EXERCISE BRIEF ▸ Retype the data that follows line by line, exactly, and leave its pictures out.

+++

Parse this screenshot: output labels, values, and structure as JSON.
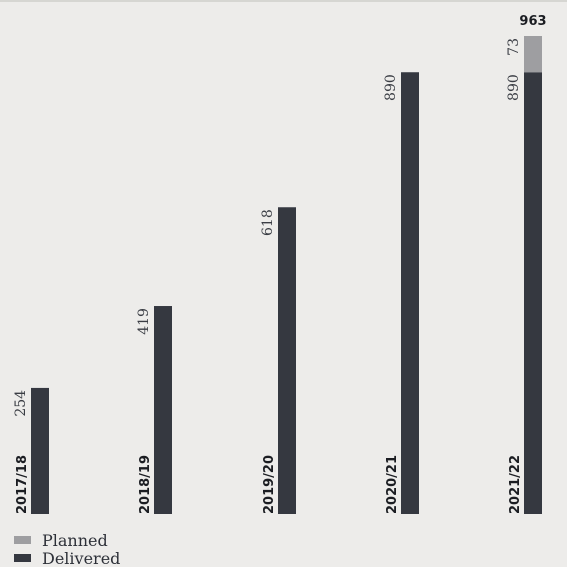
{
  "chart_data": {
    "type": "bar",
    "stacked": true,
    "categories": [
      "2017/18",
      "2018/19",
      "2019/20",
      "2020/21",
      "2021/22"
    ],
    "series": [
      {
        "name": "Delivered",
        "values": [
          254,
          419,
          618,
          890,
          890
        ],
        "color": "#353840"
      },
      {
        "name": "Planned",
        "values": [
          0,
          0,
          0,
          0,
          73
        ],
        "color": "#9e9ea1"
      }
    ],
    "totals": [
      {
        "category": "2021/22",
        "value": "963"
      }
    ],
    "ylim": [
      0,
      963
    ],
    "grid": false,
    "legend": {
      "placement": "bottom-left",
      "items": [
        "Planned",
        "Delivered"
      ]
    }
  }
}
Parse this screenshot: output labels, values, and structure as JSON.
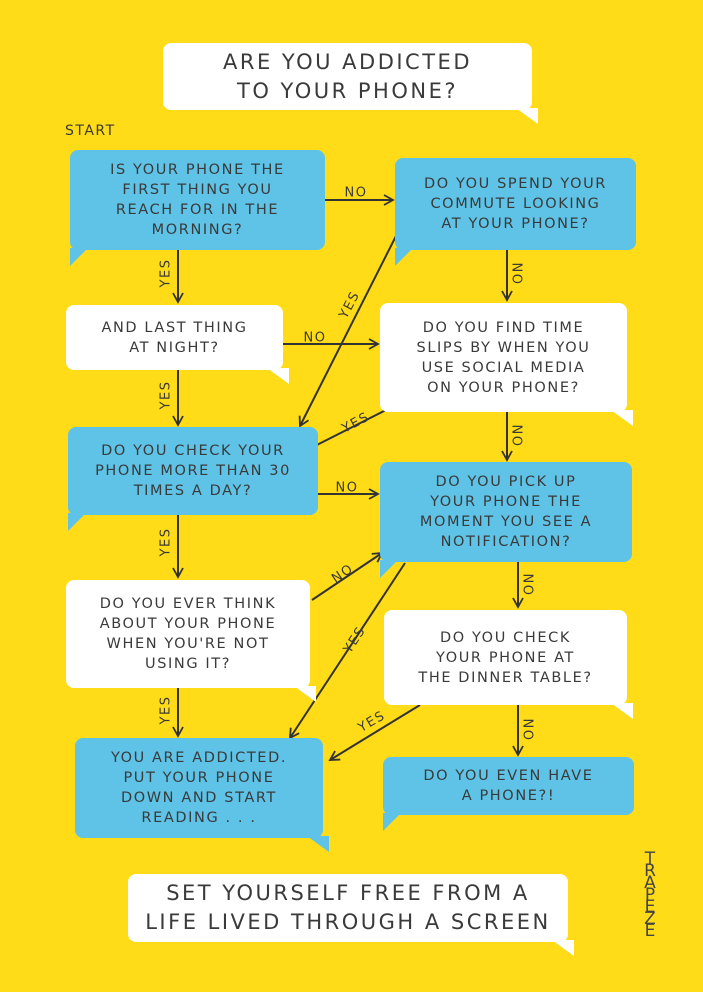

+++

WRITTEN REPLY ▸
Parse this screenshot: output labels, values, and structure as JSON.
{
  "chart_data": {
    "type": "bar",
    "stacked": true,
    "categories": [
      "2017/18",
      "2018/19",
      "2019/20",
      "2020/21",
      "2021/22"
    ],
    "series": [
      {
        "name": "Delivered",
        "values": [
          254,
          419,
          618,
          890,
          890
        ],
        "color": "#353840"
      },
      {
        "name": "Planned",
        "values": [
          0,
          0,
          0,
          0,
          73
        ],
        "color": "#9e9ea1"
      }
    ],
    "totals": [
      {
        "category": "2021/22",
        "value": "963"
      }
    ],
    "ylim": [
      0,
      963
    ],
    "grid": false,
    "legend": {
      "placement": "bottom-left",
      "items": [
        "Planned",
        "Delivered"
      ]
    }
  }
}
Parse this screenshot: output labels, values, and structure as JSON.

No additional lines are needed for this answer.